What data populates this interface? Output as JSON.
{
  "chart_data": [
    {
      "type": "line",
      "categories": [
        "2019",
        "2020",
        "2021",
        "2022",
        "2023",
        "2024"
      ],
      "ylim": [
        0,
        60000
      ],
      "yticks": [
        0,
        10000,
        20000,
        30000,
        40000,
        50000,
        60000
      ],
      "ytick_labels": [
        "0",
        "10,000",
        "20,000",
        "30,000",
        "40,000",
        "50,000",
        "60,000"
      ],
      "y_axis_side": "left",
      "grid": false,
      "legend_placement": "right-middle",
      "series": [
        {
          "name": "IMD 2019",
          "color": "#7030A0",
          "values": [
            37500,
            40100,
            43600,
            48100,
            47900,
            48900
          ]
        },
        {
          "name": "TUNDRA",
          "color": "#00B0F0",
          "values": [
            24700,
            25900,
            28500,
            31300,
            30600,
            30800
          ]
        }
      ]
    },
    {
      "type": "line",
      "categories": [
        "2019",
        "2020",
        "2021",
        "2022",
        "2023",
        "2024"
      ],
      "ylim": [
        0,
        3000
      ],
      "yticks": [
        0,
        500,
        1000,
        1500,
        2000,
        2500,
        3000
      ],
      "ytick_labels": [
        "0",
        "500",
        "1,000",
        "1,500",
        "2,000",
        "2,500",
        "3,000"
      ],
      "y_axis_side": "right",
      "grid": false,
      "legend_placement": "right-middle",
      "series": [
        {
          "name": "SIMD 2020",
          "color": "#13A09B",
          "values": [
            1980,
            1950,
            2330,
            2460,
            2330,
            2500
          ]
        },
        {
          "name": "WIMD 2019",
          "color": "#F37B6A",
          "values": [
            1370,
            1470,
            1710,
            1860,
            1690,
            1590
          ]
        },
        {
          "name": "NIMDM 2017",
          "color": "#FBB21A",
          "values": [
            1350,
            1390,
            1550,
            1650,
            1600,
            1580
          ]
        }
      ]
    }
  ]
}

● ● ● ●

Required work: Give the entries once more, exactly as they appear.

Solved exercise:
What data populates this interface? Output as JSON.
{
  "chart_data": [
    {
      "type": "line",
      "categories": [
        "2019",
        "2020",
        "2021",
        "2022",
        "2023",
        "2024"
      ],
      "ylim": [
        0,
        60000
      ],
      "yticks": [
        0,
        10000,
        20000,
        30000,
        40000,
        50000,
        60000
      ],
      "ytick_labels": [
        "0",
        "10,000",
        "20,000",
        "30,000",
        "40,000",
        "50,000",
        "60,000"
      ],
      "y_axis_side": "left",
      "grid": false,
      "legend_placement": "right-middle",
      "series": [
        {
          "name": "IMD 2019",
          "color": "#7030A0",
          "values": [
            37500,
            40100,
            43600,
            48100,
            47900,
            48900
          ]
        },
        {
          "name": "TUNDRA",
          "color": "#00B0F0",
          "values": [
            24700,
            25900,
            28500,
            31300,
            30600,
            30800
          ]
        }
      ]
    },
    {
      "type": "line",
      "categories": [
        "2019",
        "2020",
        "2021",
        "2022",
        "2023",
        "2024"
      ],
      "ylim": [
        0,
        3000
      ],
      "yticks": [
        0,
        500,
        1000,
        1500,
        2000,
        2500,
        3000
      ],
      "ytick_labels": [
        "0",
        "500",
        "1,000",
        "1,500",
        "2,000",
        "2,500",
        "3,000"
      ],
      "y_axis_side": "right",
      "grid": false,
      "legend_placement": "right-middle",
      "series": [
        {
          "name": "SIMD 2020",
          "color": "#13A09B",
          "values": [
            1980,
            1950,
            2330,
            2460,
            2330,
            2500
          ]
        },
        {
          "name": "WIMD 2019",
          "color": "#F37B6A",
          "values": [
            1370,
            1470,
            1710,
            1860,
            1690,
            1590
          ]
        },
        {
          "name": "NIMDM 2017",
          "color": "#FBB21A",
          "values": [
            1350,
            1390,
            1550,
            1650,
            1600,
            1580
          ]
        }
      ]
    }
  ]
}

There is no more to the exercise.